All entries should be output exactly as they stand.

Structured figure records
>> begin
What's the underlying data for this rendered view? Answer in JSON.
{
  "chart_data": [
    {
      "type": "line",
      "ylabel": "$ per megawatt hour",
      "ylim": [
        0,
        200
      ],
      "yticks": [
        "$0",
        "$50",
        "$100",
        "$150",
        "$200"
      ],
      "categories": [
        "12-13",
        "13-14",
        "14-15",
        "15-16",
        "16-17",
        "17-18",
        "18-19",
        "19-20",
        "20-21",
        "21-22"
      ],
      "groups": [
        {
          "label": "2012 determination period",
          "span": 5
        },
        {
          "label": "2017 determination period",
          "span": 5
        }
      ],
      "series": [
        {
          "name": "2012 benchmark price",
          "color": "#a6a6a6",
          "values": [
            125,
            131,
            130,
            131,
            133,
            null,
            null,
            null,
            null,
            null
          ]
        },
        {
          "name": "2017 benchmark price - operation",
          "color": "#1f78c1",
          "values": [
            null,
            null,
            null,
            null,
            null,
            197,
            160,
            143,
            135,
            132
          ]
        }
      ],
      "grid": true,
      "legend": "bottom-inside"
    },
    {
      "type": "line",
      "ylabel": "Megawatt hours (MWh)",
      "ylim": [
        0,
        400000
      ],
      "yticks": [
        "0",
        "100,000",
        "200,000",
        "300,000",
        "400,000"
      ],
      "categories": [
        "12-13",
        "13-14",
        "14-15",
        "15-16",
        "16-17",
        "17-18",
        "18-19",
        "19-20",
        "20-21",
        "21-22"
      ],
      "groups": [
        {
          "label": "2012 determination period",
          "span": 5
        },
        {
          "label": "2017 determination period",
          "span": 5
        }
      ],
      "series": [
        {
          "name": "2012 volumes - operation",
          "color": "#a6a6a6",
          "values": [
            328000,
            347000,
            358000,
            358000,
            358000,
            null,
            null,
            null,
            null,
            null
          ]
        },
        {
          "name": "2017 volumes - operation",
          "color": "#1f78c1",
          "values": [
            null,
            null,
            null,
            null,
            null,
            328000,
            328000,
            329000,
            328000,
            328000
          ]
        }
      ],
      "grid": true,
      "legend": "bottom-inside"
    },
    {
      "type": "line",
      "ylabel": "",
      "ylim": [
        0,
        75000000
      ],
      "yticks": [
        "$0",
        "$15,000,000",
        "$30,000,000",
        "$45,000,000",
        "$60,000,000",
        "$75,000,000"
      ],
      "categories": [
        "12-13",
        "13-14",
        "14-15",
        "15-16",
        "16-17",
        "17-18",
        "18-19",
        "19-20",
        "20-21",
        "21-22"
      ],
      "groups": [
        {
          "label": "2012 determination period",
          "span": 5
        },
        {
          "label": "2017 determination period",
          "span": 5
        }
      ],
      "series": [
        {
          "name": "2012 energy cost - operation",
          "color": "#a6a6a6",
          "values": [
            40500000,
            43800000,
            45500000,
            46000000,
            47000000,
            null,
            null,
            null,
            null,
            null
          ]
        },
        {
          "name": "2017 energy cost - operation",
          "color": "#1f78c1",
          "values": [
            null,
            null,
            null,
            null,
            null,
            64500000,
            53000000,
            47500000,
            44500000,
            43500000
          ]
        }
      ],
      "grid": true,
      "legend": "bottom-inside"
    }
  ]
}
>> end
Response ::
What's the underlying data for this rendered view? Answer in JSON.
{
  "chart_data": [
    {
      "type": "line",
      "ylabel": "$ per megawatt hour",
      "ylim": [
        0,
        200
      ],
      "yticks": [
        "$0",
        "$50",
        "$100",
        "$150",
        "$200"
      ],
      "categories": [
        "12-13",
        "13-14",
        "14-15",
        "15-16",
        "16-17",
        "17-18",
        "18-19",
        "19-20",
        "20-21",
        "21-22"
      ],
      "groups": [
        {
          "label": "2012 determination period",
          "span": 5
        },
        {
          "label": "2017 determination period",
          "span": 5
        }
      ],
      "series": [
        {
          "name": "2012 benchmark price",
          "color": "#a6a6a6",
          "values": [
            125,
            131,
            130,
            131,
            133,
            null,
            null,
            null,
            null,
            null
          ]
        },
        {
          "name": "2017 benchmark price - operation",
          "color": "#1f78c1",
          "values": [
            null,
            null,
            null,
            null,
            null,
            197,
            160,
            143,
            135,
            132
          ]
        }
      ],
      "grid": true,
      "legend": "bottom-inside"
    },
    {
      "type": "line",
      "ylabel": "Megawatt hours (MWh)",
      "ylim": [
        0,
        400000
      ],
      "yticks": [
        "0",
        "100,000",
        "200,000",
        "300,000",
        "400,000"
      ],
      "categories": [
        "12-13",
        "13-14",
        "14-15",
        "15-16",
        "16-17",
        "17-18",
        "18-19",
        "19-20",
        "20-21",
        "21-22"
      ],
      "groups": [
        {
          "label": "2012 determination period",
          "span": 5
        },
        {
          "label": "2017 determination period",
          "span": 5
        }
      ],
      "series": [
        {
          "name": "2012 volumes - operation",
          "color": "#a6a6a6",
          "values": [
            328000,
            347000,
            358000,
            358000,
            358000,
            null,
            null,
            null,
            null,
            null
          ]
        },
        {
          "name": "2017 volumes - operation",
          "color": "#1f78c1",
          "values": [
            null,
            null,
            null,
            null,
            null,
            328000,
            328000,
            329000,
            328000,
            328000
          ]
        }
      ],
      "grid": true,
      "legend": "bottom-inside"
    },
    {
      "type": "line",
      "ylabel": "",
      "ylim": [
        0,
        75000000
      ],
      "yticks": [
        "$0",
        "$15,000,000",
        "$30,000,000",
        "$45,000,000",
        "$60,000,000",
        "$75,000,000"
      ],
      "categories": [
        "12-13",
        "13-14",
        "14-15",
        "15-16",
        "16-17",
        "17-18",
        "18-19",
        "19-20",
        "20-21",
        "21-22"
      ],
      "groups": [
        {
          "label": "2012 determination period",
          "span": 5
        },
        {
          "label": "2017 determination period",
          "span": 5
        }
      ],
      "series": [
        {
          "name": "2012 energy cost - operation",
          "color": "#a6a6a6",
          "values": [
            40500000,
            43800000,
            45500000,
            46000000,
            47000000,
            null,
            null,
            null,
            null,
            null
          ]
        },
        {
          "name": "2017 energy cost - operation",
          "color": "#1f78c1",
          "values": [
            null,
            null,
            null,
            null,
            null,
            64500000,
            53000000,
            47500000,
            44500000,
            43500000
          ]
        }
      ],
      "grid": true,
      "legend": "bottom-inside"
    }
  ]
}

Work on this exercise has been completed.